> _Objective_: Copy the data that follows, character for character, minus the pictures.

Part of a data file:

(begin)

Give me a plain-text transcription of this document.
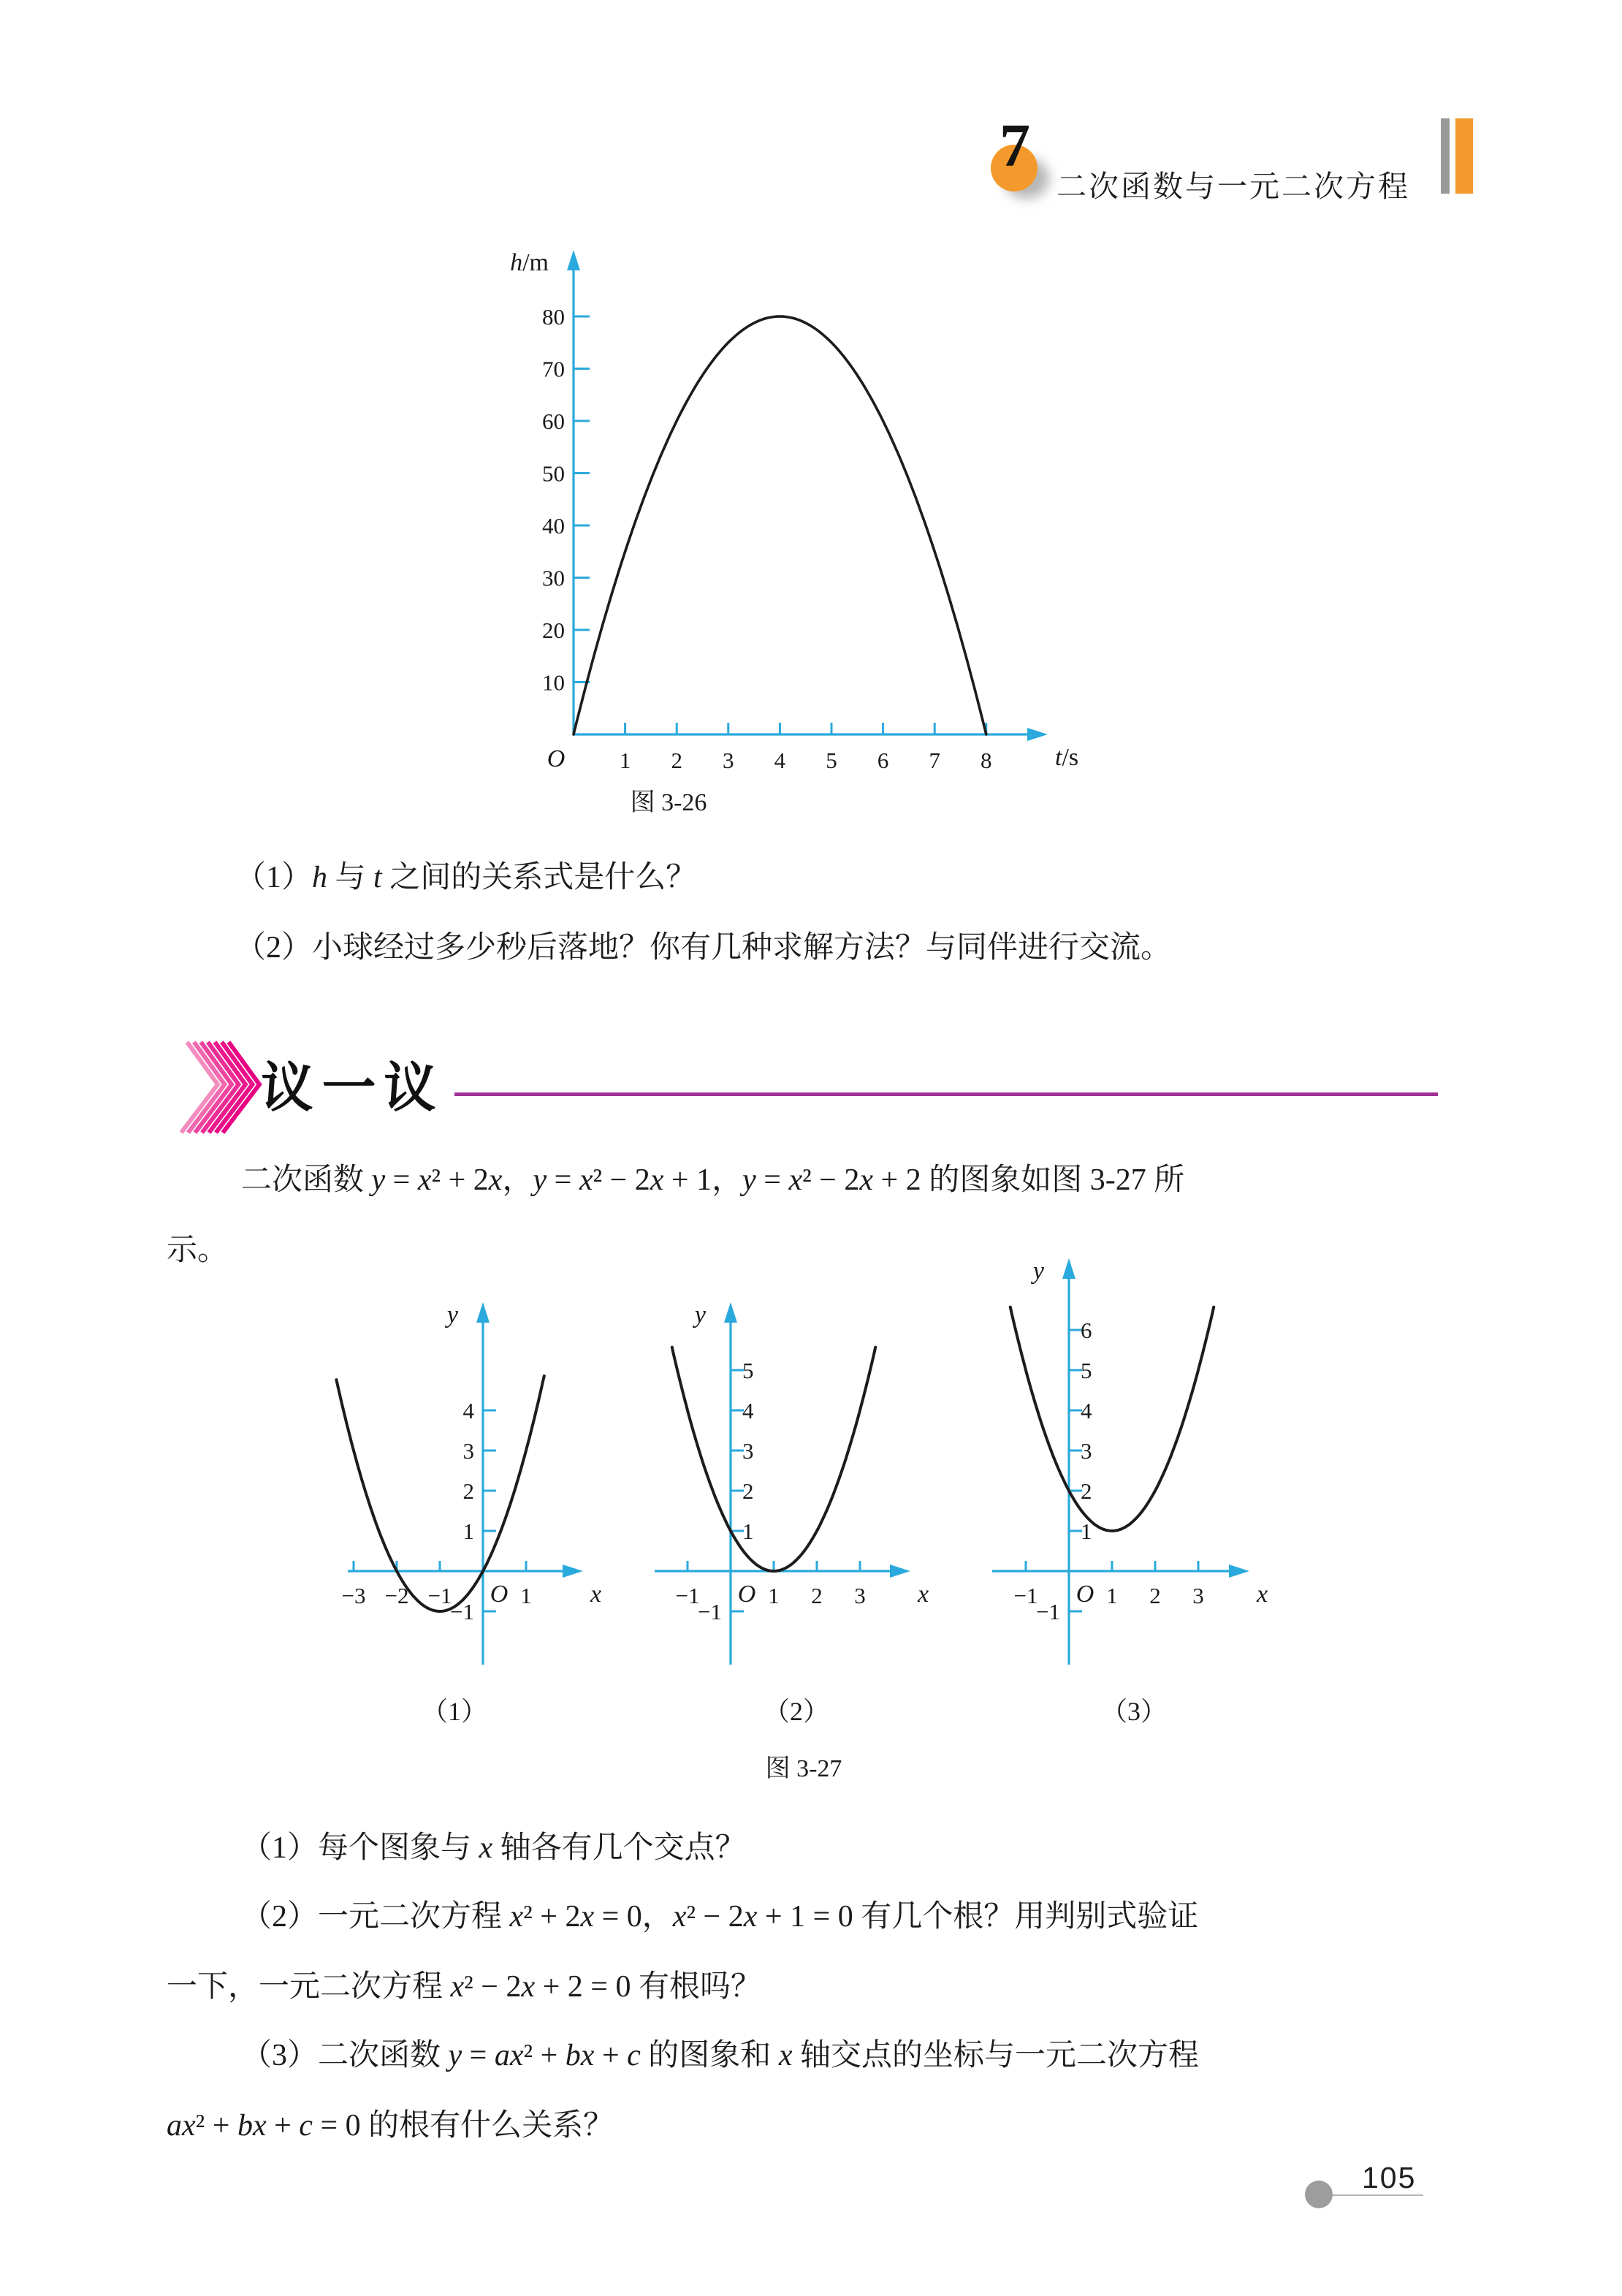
7
二次函数与一元二次方程
1 2 3 4 5 6 7 8
10
20
30
40
50
60
70
80
O	t/s
h/m
图 3-26
（1）h 与 t 之间的关系式是什么？
（2）小球经过多少秒后落地？你有几种求解方法？与同伴进行交流。
议一议
二次函数 y = x² + 2x，y = x² − 2x + 1，y = x² − 2x + 2 的图象如图 3-27 所
示。
−3 −2 −1	1
−1
1
2
3
4
O	x
y
−1	1 2 3
−1
1
2
3
4
5
O	x
y
−1	1 2 3
−1
1
2
3
4
5
6
O	x
y
（1）	（2）	（3）
图 3-27
（1）每个图象与 x 轴各有几个交点？
（2）一元二次方程 x² + 2x = 0，x² − 2x + 1 = 0 有几个根？用判别式验证
一下，一元二次方程 x² − 2x + 2 = 0 有根吗？
（3）二次函数 y = ax² + bx + c 的图象和 x 轴交点的坐标与一元二次方程
ax² + bx + c = 0 的根有什么关系？
105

(end)

> _Finished exercise_:
Give me a plain-text transcription of this document.
7
二次函数与一元二次方程
1 2 3 4 5 6 7 8
10
20
30
40
50
60
70
80
O	t/s
h/m
图 3-26
（1）h 与 t 之间的关系式是什么？
（2）小球经过多少秒后落地？你有几种求解方法？与同伴进行交流。
议一议
二次函数 y = x² + 2x，y = x² − 2x + 1，y = x² − 2x + 2 的图象如图 3-27 所
示。
−3 −2 −1	1
−1
1
2
3
4
O	x
y
−1	1 2 3
−1
1
2
3
4
5
O	x
y
−1	1 2 3
−1
1
2
3
4
5
6
O	x
y
（1）	（2）	（3）
图 3-27
（1）每个图象与 x 轴各有几个交点？
（2）一元二次方程 x² + 2x = 0，x² − 2x + 1 = 0 有几个根？用判别式验证
一下，一元二次方程 x² − 2x + 2 = 0 有根吗？
（3）二次函数 y = ax² + bx + c 的图象和 x 轴交点的坐标与一元二次方程
ax² + bx + c = 0 的根有什么关系？
105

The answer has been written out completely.